◆ Short problem ◆
Write out the full set of records below exactly.

— Begin Provided material —

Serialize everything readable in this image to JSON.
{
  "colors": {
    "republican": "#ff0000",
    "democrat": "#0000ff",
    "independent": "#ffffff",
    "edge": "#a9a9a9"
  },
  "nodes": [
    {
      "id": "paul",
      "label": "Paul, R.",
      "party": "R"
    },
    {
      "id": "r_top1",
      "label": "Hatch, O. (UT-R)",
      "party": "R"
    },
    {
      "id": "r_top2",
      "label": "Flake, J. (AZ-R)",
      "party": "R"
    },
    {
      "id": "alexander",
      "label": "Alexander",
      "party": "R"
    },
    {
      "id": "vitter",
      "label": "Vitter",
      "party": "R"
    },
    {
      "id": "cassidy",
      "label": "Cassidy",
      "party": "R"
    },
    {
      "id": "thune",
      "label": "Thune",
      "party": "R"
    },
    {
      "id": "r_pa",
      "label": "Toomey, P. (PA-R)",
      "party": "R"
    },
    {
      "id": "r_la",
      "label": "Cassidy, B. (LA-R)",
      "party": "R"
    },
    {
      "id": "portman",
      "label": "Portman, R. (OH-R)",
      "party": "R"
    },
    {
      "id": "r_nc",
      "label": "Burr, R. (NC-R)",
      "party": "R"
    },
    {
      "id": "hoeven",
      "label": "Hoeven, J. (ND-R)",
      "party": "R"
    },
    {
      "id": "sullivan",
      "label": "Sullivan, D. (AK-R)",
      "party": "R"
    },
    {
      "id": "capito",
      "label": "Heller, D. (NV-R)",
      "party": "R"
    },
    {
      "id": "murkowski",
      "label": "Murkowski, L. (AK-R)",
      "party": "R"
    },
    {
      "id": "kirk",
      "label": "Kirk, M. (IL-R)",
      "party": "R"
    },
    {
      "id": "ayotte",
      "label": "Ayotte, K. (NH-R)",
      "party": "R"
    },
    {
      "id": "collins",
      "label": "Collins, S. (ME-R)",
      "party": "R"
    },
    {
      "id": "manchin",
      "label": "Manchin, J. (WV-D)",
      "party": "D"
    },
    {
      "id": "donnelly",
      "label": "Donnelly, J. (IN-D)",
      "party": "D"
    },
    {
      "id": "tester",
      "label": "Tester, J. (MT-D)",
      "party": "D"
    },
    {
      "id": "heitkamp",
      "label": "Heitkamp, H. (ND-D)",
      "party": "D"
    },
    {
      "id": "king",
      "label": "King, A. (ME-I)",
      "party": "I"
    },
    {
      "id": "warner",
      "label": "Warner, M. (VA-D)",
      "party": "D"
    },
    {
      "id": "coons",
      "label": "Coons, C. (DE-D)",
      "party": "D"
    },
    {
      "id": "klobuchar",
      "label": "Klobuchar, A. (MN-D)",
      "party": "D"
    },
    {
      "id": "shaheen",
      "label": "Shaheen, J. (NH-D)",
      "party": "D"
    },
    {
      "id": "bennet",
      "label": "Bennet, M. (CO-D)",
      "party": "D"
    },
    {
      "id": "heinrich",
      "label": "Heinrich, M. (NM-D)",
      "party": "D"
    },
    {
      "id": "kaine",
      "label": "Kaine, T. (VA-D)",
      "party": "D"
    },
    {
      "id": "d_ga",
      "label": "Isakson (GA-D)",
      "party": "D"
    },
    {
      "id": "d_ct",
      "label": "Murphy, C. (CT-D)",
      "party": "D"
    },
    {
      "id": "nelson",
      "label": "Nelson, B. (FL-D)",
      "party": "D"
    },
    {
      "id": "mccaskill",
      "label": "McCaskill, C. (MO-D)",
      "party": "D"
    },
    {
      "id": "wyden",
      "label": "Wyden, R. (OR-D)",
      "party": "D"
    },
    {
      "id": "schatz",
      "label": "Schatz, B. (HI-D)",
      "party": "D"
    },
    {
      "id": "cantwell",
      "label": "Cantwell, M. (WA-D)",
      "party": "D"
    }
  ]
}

— End Provided material —

◆ Finished answer ◆
Serialize everything readable in this image to JSON.
{
  "colors": {
    "republican": "#ff0000",
    "democrat": "#0000ff",
    "independent": "#ffffff",
    "edge": "#a9a9a9"
  },
  "nodes": [
    {
      "id": "paul",
      "label": "Paul, R.",
      "party": "R"
    },
    {
      "id": "r_top1",
      "label": "Hatch, O. (UT-R)",
      "party": "R"
    },
    {
      "id": "r_top2",
      "label": "Flake, J. (AZ-R)",
      "party": "R"
    },
    {
      "id": "alexander",
      "label": "Alexander",
      "party": "R"
    },
    {
      "id": "vitter",
      "label": "Vitter",
      "party": "R"
    },
    {
      "id": "cassidy",
      "label": "Cassidy",
      "party": "R"
    },
    {
      "id": "thune",
      "label": "Thune",
      "party": "R"
    },
    {
      "id": "r_pa",
      "label": "Toomey, P. (PA-R)",
      "party": "R"
    },
    {
      "id": "r_la",
      "label": "Cassidy, B. (LA-R)",
      "party": "R"
    },
    {
      "id": "portman",
      "label": "Portman, R. (OH-R)",
      "party": "R"
    },
    {
      "id": "r_nc",
      "label": "Burr, R. (NC-R)",
      "party": "R"
    },
    {
      "id": "hoeven",
      "label": "Hoeven, J. (ND-R)",
      "party": "R"
    },
    {
      "id": "sullivan",
      "label": "Sullivan, D. (AK-R)",
      "party": "R"
    },
    {
      "id": "capito",
      "label": "Heller, D. (NV-R)",
      "party": "R"
    },
    {
      "id": "murkowski",
      "label": "Murkowski, L. (AK-R)",
      "party": "R"
    },
    {
      "id": "kirk",
      "label": "Kirk, M. (IL-R)",
      "party": "R"
    },
    {
      "id": "ayotte",
      "label": "Ayotte, K. (NH-R)",
      "party": "R"
    },
    {
      "id": "collins",
      "label": "Collins, S. (ME-R)",
      "party": "R"
    },
    {
      "id": "manchin",
      "label": "Manchin, J. (WV-D)",
      "party": "D"
    },
    {
      "id": "donnelly",
      "label": "Donnelly, J. (IN-D)",
      "party": "D"
    },
    {
      "id": "tester",
      "label": "Tester, J. (MT-D)",
      "party": "D"
    },
    {
      "id": "heitkamp",
      "label": "Heitkamp, H. (ND-D)",
      "party": "D"
    },
    {
      "id": "king",
      "label": "King, A. (ME-I)",
      "party": "I"
    },
    {
      "id": "warner",
      "label": "Warner, M. (VA-D)",
      "party": "D"
    },
    {
      "id": "coons",
      "label": "Coons, C. (DE-D)",
      "party": "D"
    },
    {
      "id": "klobuchar",
      "label": "Klobuchar, A. (MN-D)",
      "party": "D"
    },
    {
      "id": "shaheen",
      "label": "Shaheen, J. (NH-D)",
      "party": "D"
    },
    {
      "id": "bennet",
      "label": "Bennet, M. (CO-D)",
      "party": "D"
    },
    {
      "id": "heinrich",
      "label": "Heinrich, M. (NM-D)",
      "party": "D"
    },
    {
      "id": "kaine",
      "label": "Kaine, T. (VA-D)",
      "party": "D"
    },
    {
      "id": "d_ga",
      "label": "Isakson (GA-D)",
      "party": "D"
    },
    {
      "id": "d_ct",
      "label": "Murphy, C. (CT-D)",
      "party": "D"
    },
    {
      "id": "nelson",
      "label": "Nelson, B. (FL-D)",
      "party": "D"
    },
    {
      "id": "mccaskill",
      "label": "McCaskill, C. (MO-D)",
      "party": "D"
    },
    {
      "id": "wyden",
      "label": "Wyden, R. (OR-D)",
      "party": "D"
    },
    {
      "id": "schatz",
      "label": "Schatz, B. (HI-D)",
      "party": "D"
    },
    {
      "id": "cantwell",
      "label": "Cantwell, M. (WA-D)",
      "party": "D"
    }
  ]
}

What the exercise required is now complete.